Look for the string "JSON" in every line, and copy each line that has it.
[start of Dataset excerpts]
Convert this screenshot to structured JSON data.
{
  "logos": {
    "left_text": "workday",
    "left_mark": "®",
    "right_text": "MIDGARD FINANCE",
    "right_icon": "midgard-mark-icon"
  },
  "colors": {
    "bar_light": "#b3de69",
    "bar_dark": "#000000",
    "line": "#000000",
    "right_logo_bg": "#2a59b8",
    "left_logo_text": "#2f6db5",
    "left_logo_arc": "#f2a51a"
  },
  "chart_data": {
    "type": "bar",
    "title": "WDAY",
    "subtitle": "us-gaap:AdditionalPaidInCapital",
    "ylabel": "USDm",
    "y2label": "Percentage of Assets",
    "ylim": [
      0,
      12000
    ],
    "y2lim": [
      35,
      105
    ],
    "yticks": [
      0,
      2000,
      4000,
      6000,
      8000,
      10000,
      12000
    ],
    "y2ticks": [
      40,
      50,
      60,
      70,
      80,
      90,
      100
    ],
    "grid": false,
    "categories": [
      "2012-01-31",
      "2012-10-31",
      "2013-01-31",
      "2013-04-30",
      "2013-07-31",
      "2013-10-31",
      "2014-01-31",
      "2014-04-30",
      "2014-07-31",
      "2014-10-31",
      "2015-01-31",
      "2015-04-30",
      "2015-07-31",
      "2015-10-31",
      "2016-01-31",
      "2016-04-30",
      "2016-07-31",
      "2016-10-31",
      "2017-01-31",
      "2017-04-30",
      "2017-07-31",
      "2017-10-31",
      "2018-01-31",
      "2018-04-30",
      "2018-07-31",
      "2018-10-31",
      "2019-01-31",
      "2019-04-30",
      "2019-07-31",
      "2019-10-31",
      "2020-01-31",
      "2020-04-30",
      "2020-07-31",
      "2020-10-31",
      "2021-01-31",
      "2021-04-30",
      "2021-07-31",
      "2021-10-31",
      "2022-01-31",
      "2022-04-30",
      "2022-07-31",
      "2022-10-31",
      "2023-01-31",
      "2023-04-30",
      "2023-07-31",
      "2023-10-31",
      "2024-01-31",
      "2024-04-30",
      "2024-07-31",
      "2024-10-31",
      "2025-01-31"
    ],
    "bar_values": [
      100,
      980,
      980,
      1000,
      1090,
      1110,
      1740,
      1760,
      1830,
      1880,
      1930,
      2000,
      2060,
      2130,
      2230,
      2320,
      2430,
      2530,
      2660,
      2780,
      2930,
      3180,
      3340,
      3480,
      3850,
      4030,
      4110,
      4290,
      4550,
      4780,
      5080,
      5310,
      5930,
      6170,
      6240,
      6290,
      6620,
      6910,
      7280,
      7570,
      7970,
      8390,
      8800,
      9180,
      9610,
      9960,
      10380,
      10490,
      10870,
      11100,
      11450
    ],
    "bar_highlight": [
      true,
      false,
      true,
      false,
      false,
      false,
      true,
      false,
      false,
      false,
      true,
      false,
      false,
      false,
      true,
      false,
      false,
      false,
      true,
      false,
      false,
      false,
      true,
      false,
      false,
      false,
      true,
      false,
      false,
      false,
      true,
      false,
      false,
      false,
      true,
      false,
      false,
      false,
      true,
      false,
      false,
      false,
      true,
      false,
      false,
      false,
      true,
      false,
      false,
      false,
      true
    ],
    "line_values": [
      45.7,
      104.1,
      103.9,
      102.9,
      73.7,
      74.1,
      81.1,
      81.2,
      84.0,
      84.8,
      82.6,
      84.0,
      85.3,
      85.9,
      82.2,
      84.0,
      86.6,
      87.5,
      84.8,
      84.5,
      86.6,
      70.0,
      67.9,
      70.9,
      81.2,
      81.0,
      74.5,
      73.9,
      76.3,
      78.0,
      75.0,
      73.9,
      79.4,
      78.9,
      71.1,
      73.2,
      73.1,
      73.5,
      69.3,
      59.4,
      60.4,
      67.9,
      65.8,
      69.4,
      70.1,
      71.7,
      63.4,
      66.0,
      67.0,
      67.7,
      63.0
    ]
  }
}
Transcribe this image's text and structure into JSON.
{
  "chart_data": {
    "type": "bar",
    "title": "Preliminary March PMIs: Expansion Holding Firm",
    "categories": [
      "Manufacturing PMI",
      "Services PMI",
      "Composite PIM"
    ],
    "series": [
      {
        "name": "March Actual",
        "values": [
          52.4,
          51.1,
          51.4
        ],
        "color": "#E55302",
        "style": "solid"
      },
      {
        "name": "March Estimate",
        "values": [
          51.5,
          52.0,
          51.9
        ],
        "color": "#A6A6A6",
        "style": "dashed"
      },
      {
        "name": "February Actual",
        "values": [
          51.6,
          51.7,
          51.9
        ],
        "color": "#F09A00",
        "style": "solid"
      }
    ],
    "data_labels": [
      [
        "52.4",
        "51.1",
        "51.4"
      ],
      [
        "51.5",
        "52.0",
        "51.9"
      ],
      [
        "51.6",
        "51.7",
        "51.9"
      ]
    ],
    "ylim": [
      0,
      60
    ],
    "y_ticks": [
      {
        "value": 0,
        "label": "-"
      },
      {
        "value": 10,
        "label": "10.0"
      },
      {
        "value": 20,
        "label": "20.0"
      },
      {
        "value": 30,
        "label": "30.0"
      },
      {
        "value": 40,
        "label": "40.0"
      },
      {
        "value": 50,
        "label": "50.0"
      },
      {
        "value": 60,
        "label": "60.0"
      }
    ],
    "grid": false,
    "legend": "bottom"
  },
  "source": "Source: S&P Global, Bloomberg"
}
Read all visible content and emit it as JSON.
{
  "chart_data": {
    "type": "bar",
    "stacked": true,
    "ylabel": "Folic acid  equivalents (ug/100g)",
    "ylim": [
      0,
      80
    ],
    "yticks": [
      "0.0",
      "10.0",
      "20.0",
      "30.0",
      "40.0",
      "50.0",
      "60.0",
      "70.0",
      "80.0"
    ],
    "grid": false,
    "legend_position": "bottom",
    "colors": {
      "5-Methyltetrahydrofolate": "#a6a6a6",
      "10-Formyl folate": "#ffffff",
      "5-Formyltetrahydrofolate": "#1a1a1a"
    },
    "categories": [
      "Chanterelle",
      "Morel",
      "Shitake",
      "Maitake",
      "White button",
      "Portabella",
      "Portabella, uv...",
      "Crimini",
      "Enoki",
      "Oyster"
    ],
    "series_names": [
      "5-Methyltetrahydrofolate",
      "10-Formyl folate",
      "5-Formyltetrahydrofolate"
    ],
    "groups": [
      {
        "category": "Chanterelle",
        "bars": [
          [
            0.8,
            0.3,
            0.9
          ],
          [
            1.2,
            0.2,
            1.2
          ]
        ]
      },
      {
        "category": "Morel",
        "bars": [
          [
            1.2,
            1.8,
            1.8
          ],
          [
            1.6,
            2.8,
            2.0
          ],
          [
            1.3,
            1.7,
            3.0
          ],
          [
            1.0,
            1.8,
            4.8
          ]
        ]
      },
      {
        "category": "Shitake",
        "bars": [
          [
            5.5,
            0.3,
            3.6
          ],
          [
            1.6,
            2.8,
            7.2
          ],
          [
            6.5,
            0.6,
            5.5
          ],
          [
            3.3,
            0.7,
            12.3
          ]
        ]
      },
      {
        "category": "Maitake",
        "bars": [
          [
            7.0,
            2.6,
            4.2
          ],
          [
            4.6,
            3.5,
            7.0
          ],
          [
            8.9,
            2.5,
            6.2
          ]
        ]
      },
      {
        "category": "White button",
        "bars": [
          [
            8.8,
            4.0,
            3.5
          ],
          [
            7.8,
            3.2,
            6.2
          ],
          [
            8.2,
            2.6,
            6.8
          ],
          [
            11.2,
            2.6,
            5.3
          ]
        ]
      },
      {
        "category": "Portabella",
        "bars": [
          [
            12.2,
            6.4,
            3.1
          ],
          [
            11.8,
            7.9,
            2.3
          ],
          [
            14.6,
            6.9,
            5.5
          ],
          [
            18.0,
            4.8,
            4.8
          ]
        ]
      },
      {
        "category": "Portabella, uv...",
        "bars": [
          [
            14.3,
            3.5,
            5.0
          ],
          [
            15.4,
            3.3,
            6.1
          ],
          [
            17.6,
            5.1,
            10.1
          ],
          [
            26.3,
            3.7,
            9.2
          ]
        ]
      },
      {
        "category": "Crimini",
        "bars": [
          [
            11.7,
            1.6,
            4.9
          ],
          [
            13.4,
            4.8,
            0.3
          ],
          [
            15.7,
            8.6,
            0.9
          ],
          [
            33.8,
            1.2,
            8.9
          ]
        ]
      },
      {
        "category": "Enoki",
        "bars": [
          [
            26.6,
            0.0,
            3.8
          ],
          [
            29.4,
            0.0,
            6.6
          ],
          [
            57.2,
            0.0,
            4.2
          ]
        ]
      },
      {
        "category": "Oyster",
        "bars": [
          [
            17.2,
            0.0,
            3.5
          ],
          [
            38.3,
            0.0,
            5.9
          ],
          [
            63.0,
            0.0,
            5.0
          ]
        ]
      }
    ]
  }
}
[end of Dataset excerpts]
_Solved exercise_
Convert this screenshot to structured JSON data.
Transcribe this image's text and structure into JSON.
Read all visible content and emit it as JSON.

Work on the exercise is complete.